Given request
Every line of the listing must be reproduced as it stands. Leave the images behind.

Records shown
»»
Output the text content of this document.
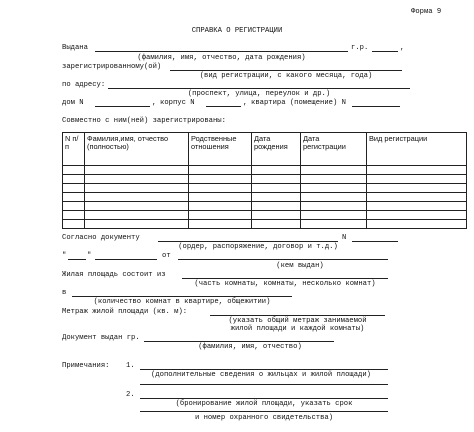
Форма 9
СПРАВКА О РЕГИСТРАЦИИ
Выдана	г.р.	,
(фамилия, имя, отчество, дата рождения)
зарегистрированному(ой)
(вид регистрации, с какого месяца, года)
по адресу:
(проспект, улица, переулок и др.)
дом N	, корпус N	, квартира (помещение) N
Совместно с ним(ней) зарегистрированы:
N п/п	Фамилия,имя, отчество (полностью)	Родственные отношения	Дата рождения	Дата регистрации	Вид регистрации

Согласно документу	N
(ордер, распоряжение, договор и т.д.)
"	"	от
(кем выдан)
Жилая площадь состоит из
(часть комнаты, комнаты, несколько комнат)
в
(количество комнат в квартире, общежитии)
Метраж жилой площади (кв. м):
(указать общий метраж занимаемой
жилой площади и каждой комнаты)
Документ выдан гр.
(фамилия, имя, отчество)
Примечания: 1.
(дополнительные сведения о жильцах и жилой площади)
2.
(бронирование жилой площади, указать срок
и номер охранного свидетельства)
««
Response
Output the text content of this document.
Форма 9
СПРАВКА О РЕГИСТРАЦИИ
Выдана	г.р.	,
(фамилия, имя, отчество, дата рождения)
зарегистрированному(ой)
(вид регистрации, с какого месяца, года)
по адресу:
(проспект, улица, переулок и др.)
дом N	, корпус N	, квартира (помещение) N
Совместно с ним(ней) зарегистрированы:
N п/п	Фамилия,имя, отчество (полностью)	Родственные отношения	Дата рождения	Дата регистрации	Вид регистрации

Согласно документу	N
(ордер, распоряжение, договор и т.д.)
"	"	от
(кем выдан)
Жилая площадь состоит из
(часть комнаты, комнаты, несколько комнат)
в
(количество комнат в квартире, общежитии)
Метраж жилой площади (кв. м):
(указать общий метраж занимаемой
жилой площади и каждой комнаты)
Документ выдан гр.
(фамилия, имя, отчество)
Примечания: 1.
(дополнительные сведения о жильцах и жилой площади)
2.
(бронирование жилой площади, указать срок
и номер охранного свидетельства)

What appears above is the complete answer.